[BEGIN]
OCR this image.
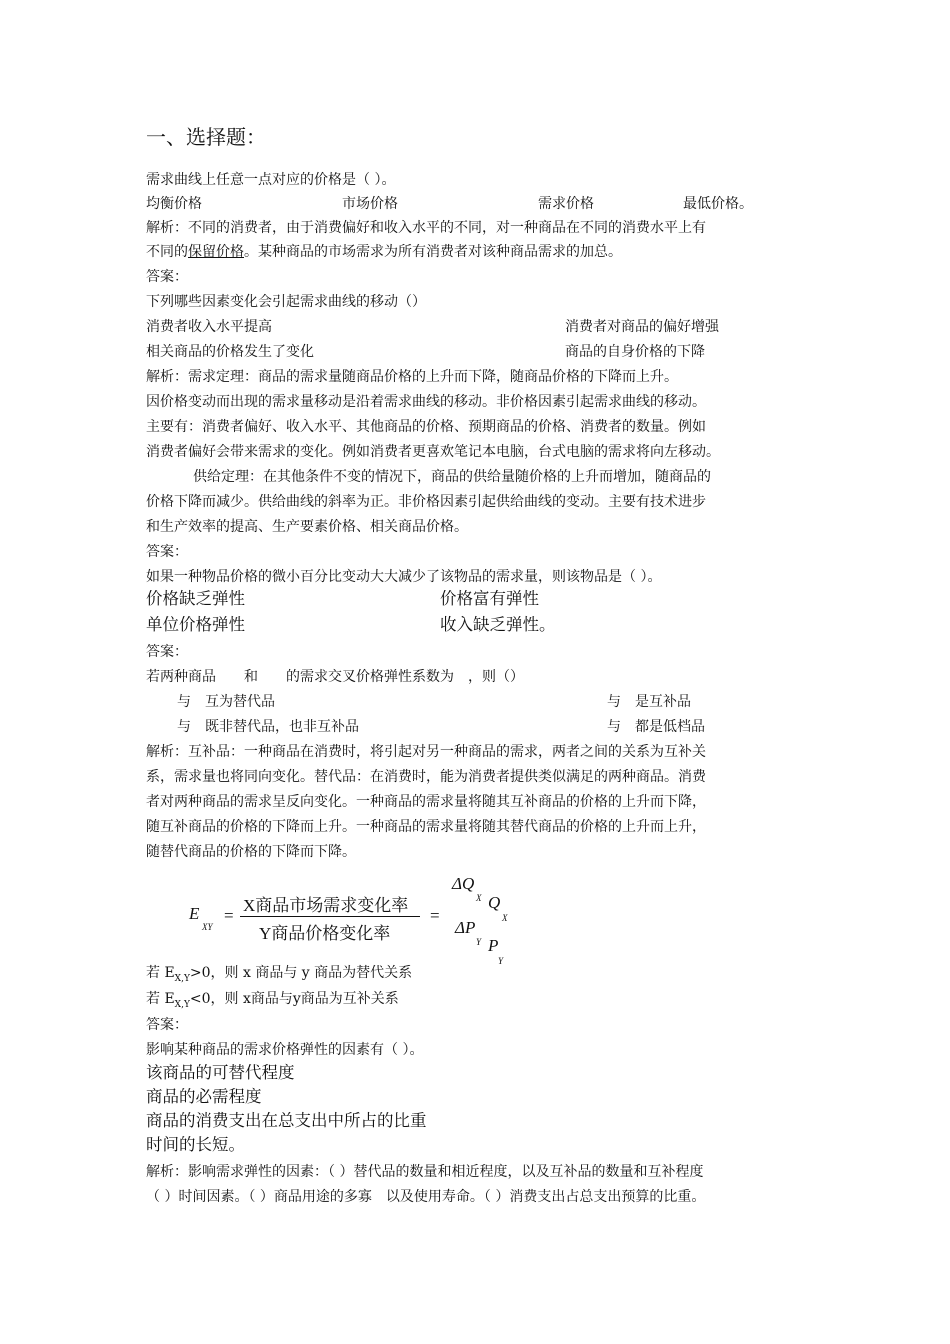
一、选择题：
需求曲线上任意一点对应的价格是（ ）。
均衡价格	市场价格	需求价格	最低价格。
解析：不同的消费者，由于消费偏好和收入水平的不同，对一种商品在不同的消费水平上有
不同的保留价格。某种商品的市场需求为所有消费者对该种商品需求的加总。
答案：
下列哪些因素变化会引起需求曲线的移动（）
消费者收入水平提高	消费者对商品的偏好增强
相关商品的价格发生了变化	商品的自身价格的下降
解析：需求定理：商品的需求量随商品价格的上升而下降，随商品价格的下降而上升。
因价格变动而出现的需求量移动是沿着需求曲线的移动。非价格因素引起需求曲线的移动。
主要有：消费者偏好、收入水平、其他商品的价格、预期商品的价格、消费者的数量。例如
消费者偏好会带来需求的变化。例如消费者更喜欢笔记本电脑，台式电脑的需求将向左移动。
供给定理：在其他条件不变的情况下，商品的供给量随价格的上升而增加，随商品的
价格下降而减少。供给曲线的斜率为正。非价格因素引起供给曲线的变动。主要有技术进步
和生产效率的提高、生产要素价格、相关商品价格。
答案：
如果一种物品价格的微小百分比变动大大减少了该物品的需求量，则该物品是（ ）。
价格缺乏弹性	价格富有弹性
单位价格弹性	收入缺乏弹性。
答案：
若两种商品　　 和　　 的需求交叉价格弹性系数为　 ，则（）
与　 互为替代品	与　 是互补品
与　 既非替代品，也非互补品	与　 都是低档品
解析：互补品：一种商品在消费时，将引起对另一种商品的需求，两者之间的关系为互补关
系，需求量也将同向变化。替代品：在消费时，能为消费者提供类似满足的两种商品。消费
者对两种商品的需求呈反向变化。一种商品的需求量将随其互补商品的价格的上升而下降，
随互补商品的价格的下降而上升。一种商品的需求量将随其替代商品的价格的上升而上升，
随替代商品的价格的下降而下降。
E
XY
=
X商品市场需求变化率
Y商品价格变化率
=
ΔQ
X Q
X
ΔP
Y P
Y
若 $E_{X,Y}>0$，则 x 商品与 y 商品为替代关系
若 $E_{X,Y}<0$，则 x商品与y商品为互补关系
答案：
影响某种商品的需求价格弹性的因素有（ ）。
该商品的可替代程度
商品的必需程度
商品的消费支出在总支出中所占的比重
时间的长短。
解析：影响需求弹性的因素：（ ）替代品的数量和相近程度，以及互补品的数量和互补程度
（ ）时间因素。（ ）商品用途的多寡　以及使用寿命。（ ）消费支出占总支出预算的比重。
[END]
→ Aim: Write out each line again precisely as it appears, skipping every picture.

→ Finished task:
OCR this image.
一、选择题：
需求曲线上任意一点对应的价格是（ ）。
均衡价格	市场价格	需求价格	最低价格。
解析：不同的消费者，由于消费偏好和收入水平的不同，对一种商品在不同的消费水平上有
不同的保留价格。某种商品的市场需求为所有消费者对该种商品需求的加总。
答案：
下列哪些因素变化会引起需求曲线的移动（）
消费者收入水平提高	消费者对商品的偏好增强
相关商品的价格发生了变化	商品的自身价格的下降
解析：需求定理：商品的需求量随商品价格的上升而下降，随商品价格的下降而上升。
因价格变动而出现的需求量移动是沿着需求曲线的移动。非价格因素引起需求曲线的移动。
主要有：消费者偏好、收入水平、其他商品的价格、预期商品的价格、消费者的数量。例如
消费者偏好会带来需求的变化。例如消费者更喜欢笔记本电脑，台式电脑的需求将向左移动。
供给定理：在其他条件不变的情况下，商品的供给量随价格的上升而增加，随商品的
价格下降而减少。供给曲线的斜率为正。非价格因素引起供给曲线的变动。主要有技术进步
和生产效率的提高、生产要素价格、相关商品价格。
答案：
如果一种物品价格的微小百分比变动大大减少了该物品的需求量，则该物品是（ ）。
价格缺乏弹性	价格富有弹性
单位价格弹性	收入缺乏弹性。
答案：
若两种商品　　 和　　 的需求交叉价格弹性系数为　 ，则（）
与　 互为替代品	与　 是互补品
与　 既非替代品，也非互补品	与　 都是低档品
解析：互补品：一种商品在消费时，将引起对另一种商品的需求，两者之间的关系为互补关
系，需求量也将同向变化。替代品：在消费时，能为消费者提供类似满足的两种商品。消费
者对两种商品的需求呈反向变化。一种商品的需求量将随其互补商品的价格的上升而下降，
随互补商品的价格的下降而上升。一种商品的需求量将随其替代商品的价格的上升而上升，
随替代商品的价格的下降而下降。
E
XY
=
X商品市场需求变化率
Y商品价格变化率
=
ΔQ
X Q
X
ΔP
Y P
Y
若 $E_{X,Y}>0$，则 x 商品与 y 商品为替代关系
若 $E_{X,Y}<0$，则 x商品与y商品为互补关系
答案：
影响某种商品的需求价格弹性的因素有（ ）。
该商品的可替代程度
商品的必需程度
商品的消费支出在总支出中所占的比重
时间的长短。
解析：影响需求弹性的因素：（ ）替代品的数量和相近程度，以及互补品的数量和互补程度
（ ）时间因素。（ ）商品用途的多寡　以及使用寿命。（ ）消费支出占总支出预算的比重。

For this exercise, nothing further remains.